The final quarter of the twentieth century brought a resurgence of interest in state constitutions, as lawyers, law professors, and, most famously, U.S. Supreme Court Justice William J. Brennan called attention to the ways in which state courts could engage in independent interpretation of state constitutional provisions. During a time when the Burger and Rehnquist Courts generally proved less eager than the Warren Court to issue expansive interpretations of federal bill of rights provisions, a number of state supreme court judges concluded that their state bills of rights offered a vehicle for providing heightened protection for individual rights. Noteworthy as this phenomenon of independent state court interpretation of state bills of rights has been, it is important not to lose sight of several other ways in which state constitutions have figured prominently in the federal system, whether by addressing issues that are not dealt with in the federal Constitution, experimenting with institutional arrangements that differ from the federal approach, or undertaking innovations that were later proposed and occasionally adopted at the federal level.
Although the U.S. Constitution has been amended only twenty-seven times since the federal Convention of 1787, the state constitutions have been the subject of periodic revision and regular amendment. All told, there have been 144 state constitutions, over 230 state constitutional conventions, and more than 7,000 amendments to the current state constitutions. To be sure, some state constitutions have proved to be more malleable than others. The Massachusetts Constitution, for instance, has remained in effect since it was adopted in 1780 (though it has been amended 120 times). At the other extreme, Louisianans has been governed by eleven constitutions since 1812. In general, though, it can fairly be said that state constitutions have changed more frequently than the federal Constitution, and that these changes have generally taken place through formal processes of amendment and revision rather than through judicial interpretation and construction, as with the federal Constitution.
The frequency of constitutional change at the state level is in part attributable to flexible amendment and revision processes whose design was influenced in part by Thomas Jefferson’s belief that the “earth belongs always to the living generation.” A number of states permit amendments to be proposed by a majority of legislators (though in some cases by a supermajority, and in a number of cases, in consecutive sessions) and ratified by a majority of voters. State constitutional conventions can also be called more easily than at the federal level, and in fact a number of states permit the people to vote at regular intervals on whether a convention shall be held to revise the state constitution. Some states authorize the people to initiate and approve constitutional amendments independently of the legislature.

• Given material:
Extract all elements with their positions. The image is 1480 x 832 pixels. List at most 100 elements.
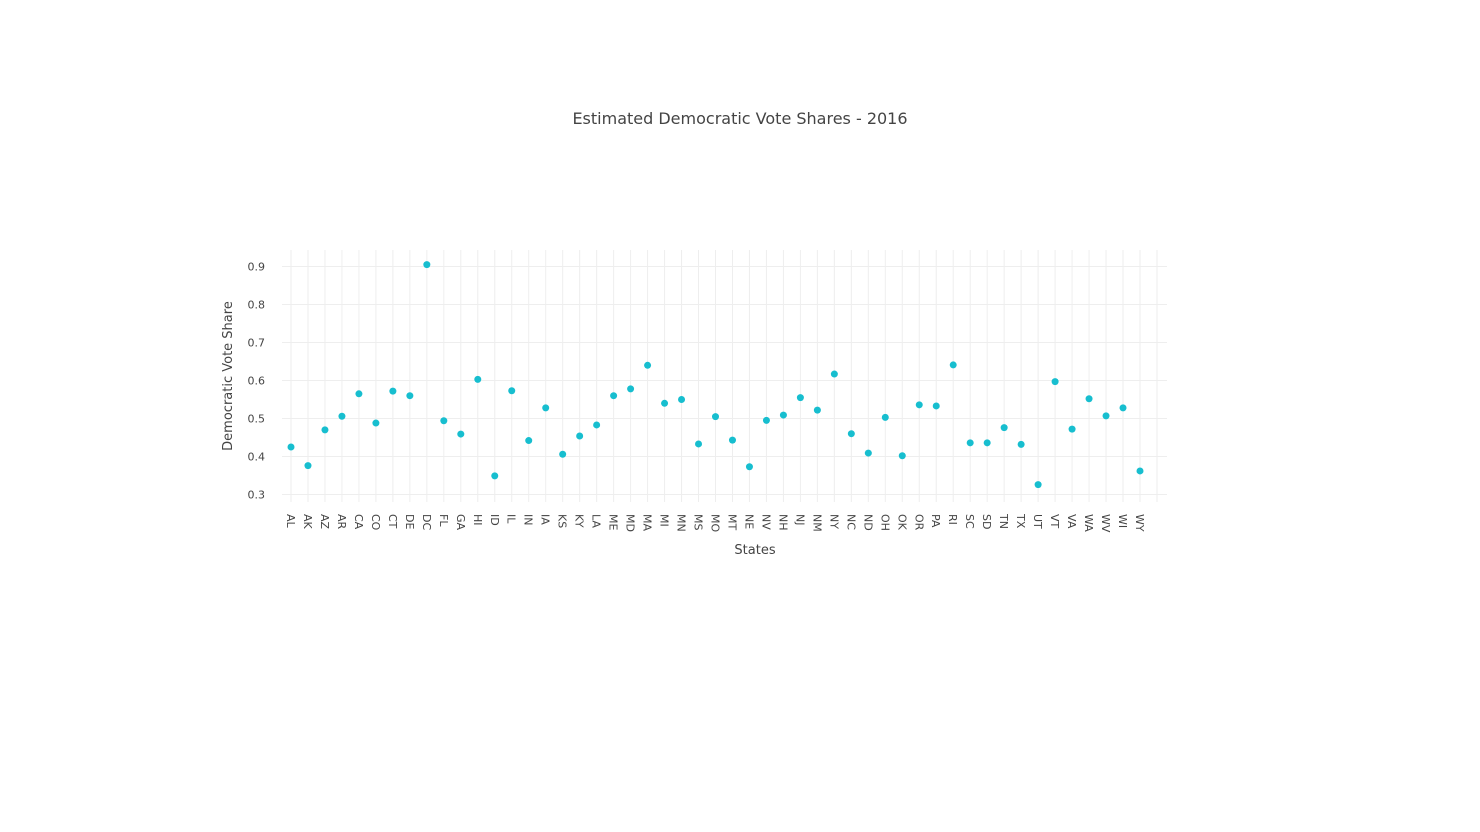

• Given exercise 1: Translate this sentence from the passage on state constitutions into Spanish: "Some states authorize the people to initiate and approve constitutional amendments independently of the legislature."
• Given exercise 2: Pick up the passage on state constitutions after its final sentence and write one further paragraph.

• Expected answer 1: Algunos estados autorizan al pueblo a iniciar y aprobar enmiendas constitucionales independientemente de la legislatura.

• Expected answer 2:
State constitutional change has also been undertaken at a brisk pace because states have been responsible for dealing with the vast majority of policy areas and problems of governance during the course of American history, and state constitution makers have been led to revise their foundational documents in response to issues and concerns that have arisen during this time. The original state constitutions, which were adopted in the 1770s and 1780s prior to the drafting of the federal Constitution, were the subject of widespread revision during the Jacksonian era, as state constitution makers sought to limit legislative excesses and permit the people to play a more direct role in governance. The 1860s brought significant changes to southern constitutions in particular, as a number of states departed and then later rejoined the Union, albeit with different constitutional provisions regarding citizenship and the relationship between the state and federal governments. The Progressive era was the occasion for another round of constitutional revision, as state convention delegates across the country sought to reduce the power of railroads and corporate interests in the political process. A number of state constitutions were also revised in the 1960s, both in order to make wholesale changes in legislative districting processes in response to the U.S. Supreme Court’s reapportionment decisions and for the purpose of modernizing various governing institutions.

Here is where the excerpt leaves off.